Type out every line below exactly as it reads.
________________________________________
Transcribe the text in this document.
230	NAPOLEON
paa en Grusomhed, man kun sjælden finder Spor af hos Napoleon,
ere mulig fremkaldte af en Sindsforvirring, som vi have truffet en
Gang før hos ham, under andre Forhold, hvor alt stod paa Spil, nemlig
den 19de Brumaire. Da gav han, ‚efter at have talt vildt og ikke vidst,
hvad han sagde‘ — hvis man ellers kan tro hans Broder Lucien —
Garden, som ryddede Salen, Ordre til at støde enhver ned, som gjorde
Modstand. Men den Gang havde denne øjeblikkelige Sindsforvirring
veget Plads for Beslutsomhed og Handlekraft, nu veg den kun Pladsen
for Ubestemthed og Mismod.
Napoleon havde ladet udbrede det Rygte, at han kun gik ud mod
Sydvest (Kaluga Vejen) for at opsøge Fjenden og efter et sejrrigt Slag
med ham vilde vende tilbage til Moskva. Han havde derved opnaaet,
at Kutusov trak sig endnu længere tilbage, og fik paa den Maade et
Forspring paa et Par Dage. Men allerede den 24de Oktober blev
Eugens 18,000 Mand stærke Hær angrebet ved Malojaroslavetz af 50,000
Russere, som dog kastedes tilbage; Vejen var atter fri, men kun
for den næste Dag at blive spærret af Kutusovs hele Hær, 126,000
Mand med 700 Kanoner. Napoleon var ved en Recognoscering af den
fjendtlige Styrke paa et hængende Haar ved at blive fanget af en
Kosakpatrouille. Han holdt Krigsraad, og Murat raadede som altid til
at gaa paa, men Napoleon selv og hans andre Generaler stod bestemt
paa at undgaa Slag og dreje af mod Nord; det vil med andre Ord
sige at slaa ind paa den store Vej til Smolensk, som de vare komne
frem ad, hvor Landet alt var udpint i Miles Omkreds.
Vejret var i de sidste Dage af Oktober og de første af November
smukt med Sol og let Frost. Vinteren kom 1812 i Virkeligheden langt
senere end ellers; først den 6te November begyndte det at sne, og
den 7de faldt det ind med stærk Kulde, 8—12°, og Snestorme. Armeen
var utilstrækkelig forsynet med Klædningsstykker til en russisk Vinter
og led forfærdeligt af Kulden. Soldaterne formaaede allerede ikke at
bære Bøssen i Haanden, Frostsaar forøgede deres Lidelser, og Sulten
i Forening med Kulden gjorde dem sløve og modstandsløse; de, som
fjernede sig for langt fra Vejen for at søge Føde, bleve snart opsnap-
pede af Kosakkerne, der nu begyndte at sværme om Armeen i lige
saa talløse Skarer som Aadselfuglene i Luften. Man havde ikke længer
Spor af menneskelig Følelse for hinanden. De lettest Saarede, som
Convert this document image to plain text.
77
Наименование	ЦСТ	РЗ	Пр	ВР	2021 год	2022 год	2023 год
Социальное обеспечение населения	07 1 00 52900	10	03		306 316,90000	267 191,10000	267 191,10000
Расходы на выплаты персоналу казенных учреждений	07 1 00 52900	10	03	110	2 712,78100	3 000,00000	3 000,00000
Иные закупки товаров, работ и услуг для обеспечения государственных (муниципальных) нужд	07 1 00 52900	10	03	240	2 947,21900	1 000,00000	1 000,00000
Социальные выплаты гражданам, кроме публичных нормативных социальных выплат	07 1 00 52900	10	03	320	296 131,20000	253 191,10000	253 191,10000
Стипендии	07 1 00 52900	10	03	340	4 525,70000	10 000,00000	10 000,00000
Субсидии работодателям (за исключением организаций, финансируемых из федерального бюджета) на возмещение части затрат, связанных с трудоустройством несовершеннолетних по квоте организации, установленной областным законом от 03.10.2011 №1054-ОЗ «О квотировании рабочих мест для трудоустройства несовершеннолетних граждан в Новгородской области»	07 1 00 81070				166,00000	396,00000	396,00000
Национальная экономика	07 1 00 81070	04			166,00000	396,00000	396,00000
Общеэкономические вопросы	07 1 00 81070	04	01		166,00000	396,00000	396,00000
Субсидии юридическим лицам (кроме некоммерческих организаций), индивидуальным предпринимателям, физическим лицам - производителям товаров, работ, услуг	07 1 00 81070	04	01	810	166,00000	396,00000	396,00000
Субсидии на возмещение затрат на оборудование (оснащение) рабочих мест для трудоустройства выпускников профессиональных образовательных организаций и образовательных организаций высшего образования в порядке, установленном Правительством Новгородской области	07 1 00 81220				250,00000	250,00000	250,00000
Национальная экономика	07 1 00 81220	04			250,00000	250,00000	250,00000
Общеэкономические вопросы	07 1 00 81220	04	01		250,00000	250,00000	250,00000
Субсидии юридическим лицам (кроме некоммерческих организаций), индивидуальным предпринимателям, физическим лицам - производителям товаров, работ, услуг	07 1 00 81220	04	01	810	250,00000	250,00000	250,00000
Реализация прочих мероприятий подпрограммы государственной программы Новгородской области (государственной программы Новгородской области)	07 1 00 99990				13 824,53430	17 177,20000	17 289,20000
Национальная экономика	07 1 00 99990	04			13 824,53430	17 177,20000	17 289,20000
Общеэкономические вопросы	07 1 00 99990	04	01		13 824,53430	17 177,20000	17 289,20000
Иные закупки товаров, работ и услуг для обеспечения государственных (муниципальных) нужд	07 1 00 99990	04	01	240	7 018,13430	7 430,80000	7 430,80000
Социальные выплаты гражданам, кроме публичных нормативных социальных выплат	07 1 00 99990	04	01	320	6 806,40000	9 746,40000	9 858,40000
________________________________________
CORRECT RESPONSE:
Transcribe the text in this document.
230	NAPOLEON
paa en Grusomhed, man kun sjælden finder Spor af hos Napoleon,
ere mulig fremkaldte af en Sindsforvirring, som vi have truffet en
Gang før hos ham, under andre Forhold, hvor alt stod paa Spil, nemlig
den 19de Brumaire. Da gav han, ‚efter at have talt vildt og ikke vidst,
hvad han sagde‘ — hvis man ellers kan tro hans Broder Lucien —
Garden, som ryddede Salen, Ordre til at støde enhver ned, som gjorde
Modstand. Men den Gang havde denne øjeblikkelige Sindsforvirring
veget Plads for Beslutsomhed og Handlekraft, nu veg den kun Pladsen
for Ubestemthed og Mismod.
Napoleon havde ladet udbrede det Rygte, at han kun gik ud mod
Sydvest (Kaluga Vejen) for at opsøge Fjenden og efter et sejrrigt Slag
med ham vilde vende tilbage til Moskva. Han havde derved opnaaet,
at Kutusov trak sig endnu længere tilbage, og fik paa den Maade et
Forspring paa et Par Dage. Men allerede den 24de Oktober blev
Eugens 18,000 Mand stærke Hær angrebet ved Malojaroslavetz af 50,000
Russere, som dog kastedes tilbage; Vejen var atter fri, men kun
for den næste Dag at blive spærret af Kutusovs hele Hær, 126,000
Mand med 700 Kanoner. Napoleon var ved en Recognoscering af den
fjendtlige Styrke paa et hængende Haar ved at blive fanget af en
Kosakpatrouille. Han holdt Krigsraad, og Murat raadede som altid til
at gaa paa, men Napoleon selv og hans andre Generaler stod bestemt
paa at undgaa Slag og dreje af mod Nord; det vil med andre Ord
sige at slaa ind paa den store Vej til Smolensk, som de vare komne
frem ad, hvor Landet alt var udpint i Miles Omkreds.
Vejret var i de sidste Dage af Oktober og de første af November
smukt med Sol og let Frost. Vinteren kom 1812 i Virkeligheden langt
senere end ellers; først den 6te November begyndte det at sne, og
den 7de faldt det ind med stærk Kulde, 8—12°, og Snestorme. Armeen
var utilstrækkelig forsynet med Klædningsstykker til en russisk Vinter
og led forfærdeligt af Kulden. Soldaterne formaaede allerede ikke at
bære Bøssen i Haanden, Frostsaar forøgede deres Lidelser, og Sulten
i Forening med Kulden gjorde dem sløve og modstandsløse; de, som
fjernede sig for langt fra Vejen for at søge Føde, bleve snart opsnap-
pede af Kosakkerne, der nu begyndte at sværme om Armeen i lige
saa talløse Skarer som Aadselfuglene i Luften. Man havde ikke længer
Spor af menneskelig Følelse for hinanden. De lettest Saarede, som
Convert this document image to plain text.
77
Наименование	ЦСТ	РЗ	Пр	ВР	2021 год	2022 год	2023 год
Социальное обеспечение населения	07 1 00 52900	10	03		306 316,90000	267 191,10000	267 191,10000
Расходы на выплаты персоналу казенных учреждений	07 1 00 52900	10	03	110	2 712,78100	3 000,00000	3 000,00000
Иные закупки товаров, работ и услуг для обеспечения государственных (муниципальных) нужд	07 1 00 52900	10	03	240	2 947,21900	1 000,00000	1 000,00000
Социальные выплаты гражданам, кроме публичных нормативных социальных выплат	07 1 00 52900	10	03	320	296 131,20000	253 191,10000	253 191,10000
Стипендии	07 1 00 52900	10	03	340	4 525,70000	10 000,00000	10 000,00000
Субсидии работодателям (за исключением организаций, финансируемых из федерального бюджета) на возмещение части затрат, связанных с трудоустройством несовершеннолетних по квоте организации, установленной областным законом от 03.10.2011 №1054-ОЗ «О квотировании рабочих мест для трудоустройства несовершеннолетних граждан в Новгородской области»	07 1 00 81070				166,00000	396,00000	396,00000
Национальная экономика	07 1 00 81070	04			166,00000	396,00000	396,00000
Общеэкономические вопросы	07 1 00 81070	04	01		166,00000	396,00000	396,00000
Субсидии юридическим лицам (кроме некоммерческих организаций), индивидуальным предпринимателям, физическим лицам - производителям товаров, работ, услуг	07 1 00 81070	04	01	810	166,00000	396,00000	396,00000
Субсидии на возмещение затрат на оборудование (оснащение) рабочих мест для трудоустройства выпускников профессиональных образовательных организаций и образовательных организаций высшего образования в порядке, установленном Правительством Новгородской области	07 1 00 81220				250,00000	250,00000	250,00000
Национальная экономика	07 1 00 81220	04			250,00000	250,00000	250,00000
Общеэкономические вопросы	07 1 00 81220	04	01		250,00000	250,00000	250,00000
Субсидии юридическим лицам (кроме некоммерческих организаций), индивидуальным предпринимателям, физическим лицам - производителям товаров, работ, услуг	07 1 00 81220	04	01	810	250,00000	250,00000	250,00000
Реализация прочих мероприятий подпрограммы государственной программы Новгородской области (государственной программы Новгородской области)	07 1 00 99990				13 824,53430	17 177,20000	17 289,20000
Национальная экономика	07 1 00 99990	04			13 824,53430	17 177,20000	17 289,20000
Общеэкономические вопросы	07 1 00 99990	04	01		13 824,53430	17 177,20000	17 289,20000
Иные закупки товаров, работ и услуг для обеспечения государственных (муниципальных) нужд	07 1 00 99990	04	01	240	7 018,13430	7 430,80000	7 430,80000
Социальные выплаты гражданам, кроме публичных нормативных социальных выплат	07 1 00 99990	04	01	320	6 806,40000	9 746,40000	9 858,40000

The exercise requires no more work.